> _TO DO_
Find each line containing the string "fraction". Copy it.

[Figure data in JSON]
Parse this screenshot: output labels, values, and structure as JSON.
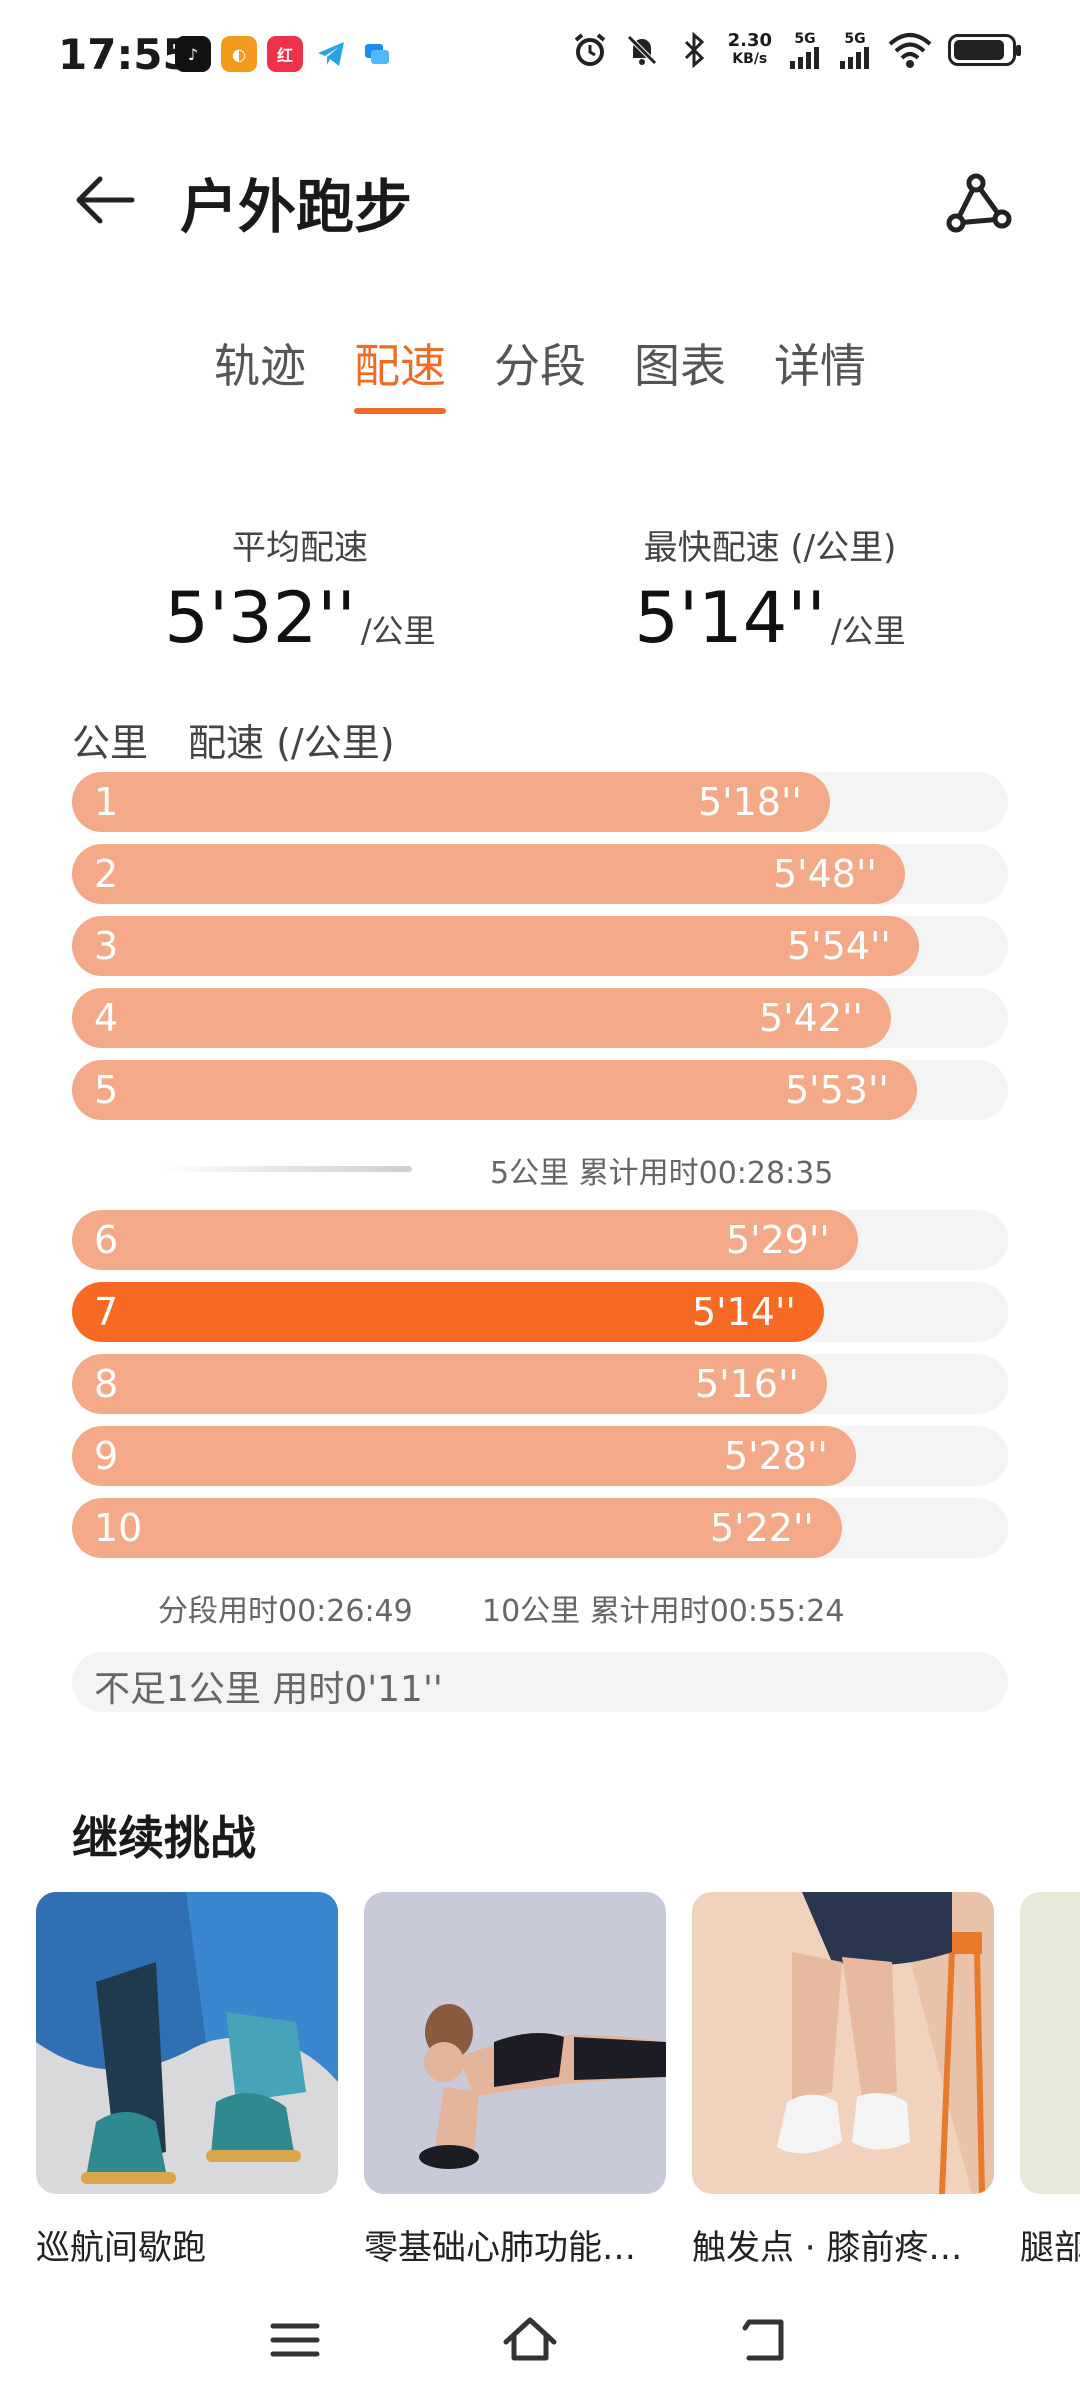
{
  "status": {
    "time": "17:55",
    "net_speed_top": "2.30",
    "net_speed_bottom": "KB/s",
    "sig1": "5G",
    "sig2": "5G",
    "app_icons": [
      "douyin-icon",
      "app-orange-icon",
      "xiaohongshu-icon",
      "telegram-icon",
      "message-icon"
    ]
  },
  "header": {
    "title": "户外跑步"
  },
  "tabs": [
    {
      "label": "轨迹",
      "active": false
    },
    {
      "label": "配速",
      "active": true
    },
    {
      "label": "分段",
      "active": false
    },
    {
      "label": "图表",
      "active": false
    },
    {
      "label": "详情",
      "active": false
    }
  ],
  "stats": {
    "avg_label": "平均配速",
    "avg_value": "5'32''",
    "avg_unit": "/公里",
    "fast_label": "最快配速 (/公里)",
    "fast_value": "5'14''",
    "fast_unit": "/公里"
  },
  "pace_list": {
    "col_km": "公里",
    "col_pace": "配速 (/公里)",
    "rows": [
      {
        "km": "1",
        "pace": "5'18''",
        "fraction": 0.81
      },
      {
        "km": "2",
        "pace": "5'48''",
        "fraction": 0.89
      },
      {
        "km": "3",
        "pace": "5'54''",
        "fraction": 0.905
      },
      {
        "km": "4",
        "pace": "5'42''",
        "fraction": 0.875
      },
      {
        "km": "5",
        "pace": "5'53''",
        "fraction": 0.903
      },
      {
        "km": "6",
        "pace": "5'29''",
        "fraction": 0.84
      },
      {
        "km": "7",
        "pace": "5'14''",
        "fraction": 0.803,
        "fastest": true
      },
      {
        "km": "8",
        "pace": "5'16''",
        "fraction": 0.807
      },
      {
        "km": "9",
        "pace": "5'28''",
        "fraction": 0.838
      },
      {
        "km": "10",
        "pace": "5'22''",
        "fraction": 0.823
      }
    ],
    "note1": "5公里 累计用时00:28:35",
    "note2_segment": "分段用时00:26:49",
    "note2_total": "10公里 累计用时00:55:24",
    "short_label": "不足1公里 用时0'11''"
  },
  "challenge": {
    "title": "继续挑战",
    "cards": [
      {
        "label": "巡航间歇跑"
      },
      {
        "label": "零基础心肺功能…"
      },
      {
        "label": "触发点 · 膝前疼…"
      },
      {
        "label": "腿部"
      }
    ]
  },
  "colors": {
    "accent": "#f06b23",
    "bar": "#f4a988",
    "bar_fastest": "#f66a23",
    "track": "#f4f4f4"
  }
}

> _FINAL ANSWER_
        "fraction": 0.81
        "fraction": 0.89
        "fraction": 0.905
        "fraction": 0.875
        "fraction": 0.903
        "fraction": 0.84
        "fraction": 0.803,
        "fraction": 0.807
        "fraction": 0.838
        "fraction": 0.823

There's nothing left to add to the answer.